§ **EXERCISE INPUTS**:
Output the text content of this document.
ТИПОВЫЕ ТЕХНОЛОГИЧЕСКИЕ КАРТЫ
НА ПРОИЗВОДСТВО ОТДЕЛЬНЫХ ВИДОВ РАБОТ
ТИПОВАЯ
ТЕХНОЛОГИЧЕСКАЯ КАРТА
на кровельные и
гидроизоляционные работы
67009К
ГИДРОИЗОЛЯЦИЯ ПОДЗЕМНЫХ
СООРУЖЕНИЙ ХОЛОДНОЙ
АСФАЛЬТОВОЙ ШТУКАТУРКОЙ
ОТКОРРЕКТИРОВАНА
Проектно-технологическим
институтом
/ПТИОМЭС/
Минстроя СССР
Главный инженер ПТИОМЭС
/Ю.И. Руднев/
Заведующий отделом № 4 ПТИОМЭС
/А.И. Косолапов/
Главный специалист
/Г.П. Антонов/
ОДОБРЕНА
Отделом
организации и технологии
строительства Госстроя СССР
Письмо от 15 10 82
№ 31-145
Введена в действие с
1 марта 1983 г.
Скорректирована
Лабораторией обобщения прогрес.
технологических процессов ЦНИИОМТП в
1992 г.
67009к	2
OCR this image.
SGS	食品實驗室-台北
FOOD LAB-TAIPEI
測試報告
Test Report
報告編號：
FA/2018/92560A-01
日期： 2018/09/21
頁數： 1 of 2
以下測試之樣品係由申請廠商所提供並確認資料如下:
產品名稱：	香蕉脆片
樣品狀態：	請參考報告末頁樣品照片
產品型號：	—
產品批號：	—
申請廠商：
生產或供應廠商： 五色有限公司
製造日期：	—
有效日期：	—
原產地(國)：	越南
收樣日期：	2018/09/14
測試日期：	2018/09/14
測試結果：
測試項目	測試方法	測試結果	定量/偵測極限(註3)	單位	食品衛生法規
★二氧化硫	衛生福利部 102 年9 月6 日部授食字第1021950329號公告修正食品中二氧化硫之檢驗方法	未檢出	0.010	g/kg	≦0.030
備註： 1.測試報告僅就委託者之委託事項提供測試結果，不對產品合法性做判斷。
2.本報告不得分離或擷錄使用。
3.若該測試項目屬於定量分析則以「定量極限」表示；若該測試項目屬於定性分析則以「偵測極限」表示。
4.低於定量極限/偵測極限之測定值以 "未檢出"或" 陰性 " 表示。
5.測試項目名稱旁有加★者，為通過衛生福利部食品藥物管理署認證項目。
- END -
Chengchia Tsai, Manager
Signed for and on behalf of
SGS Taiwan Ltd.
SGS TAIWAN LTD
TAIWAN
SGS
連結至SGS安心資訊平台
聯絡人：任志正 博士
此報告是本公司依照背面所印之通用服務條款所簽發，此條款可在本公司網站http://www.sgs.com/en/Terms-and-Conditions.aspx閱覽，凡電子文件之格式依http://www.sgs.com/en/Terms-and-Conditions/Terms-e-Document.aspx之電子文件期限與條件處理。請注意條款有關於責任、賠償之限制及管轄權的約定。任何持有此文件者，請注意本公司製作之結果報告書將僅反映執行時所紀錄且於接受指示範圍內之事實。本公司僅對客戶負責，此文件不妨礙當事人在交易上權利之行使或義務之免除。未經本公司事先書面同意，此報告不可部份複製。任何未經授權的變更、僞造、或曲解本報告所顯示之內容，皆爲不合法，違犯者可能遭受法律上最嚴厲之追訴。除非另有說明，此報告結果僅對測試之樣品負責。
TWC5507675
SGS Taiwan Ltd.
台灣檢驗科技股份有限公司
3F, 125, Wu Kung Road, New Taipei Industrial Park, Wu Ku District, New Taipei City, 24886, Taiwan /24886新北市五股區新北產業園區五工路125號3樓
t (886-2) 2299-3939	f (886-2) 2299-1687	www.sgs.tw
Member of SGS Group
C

§ **PROBLEM**:
Return each line of the listing that holds the string "Главный".

§ **ANSWER TO THIS TASK**:
Главный инженер ПТИОМЭС
Главный специалист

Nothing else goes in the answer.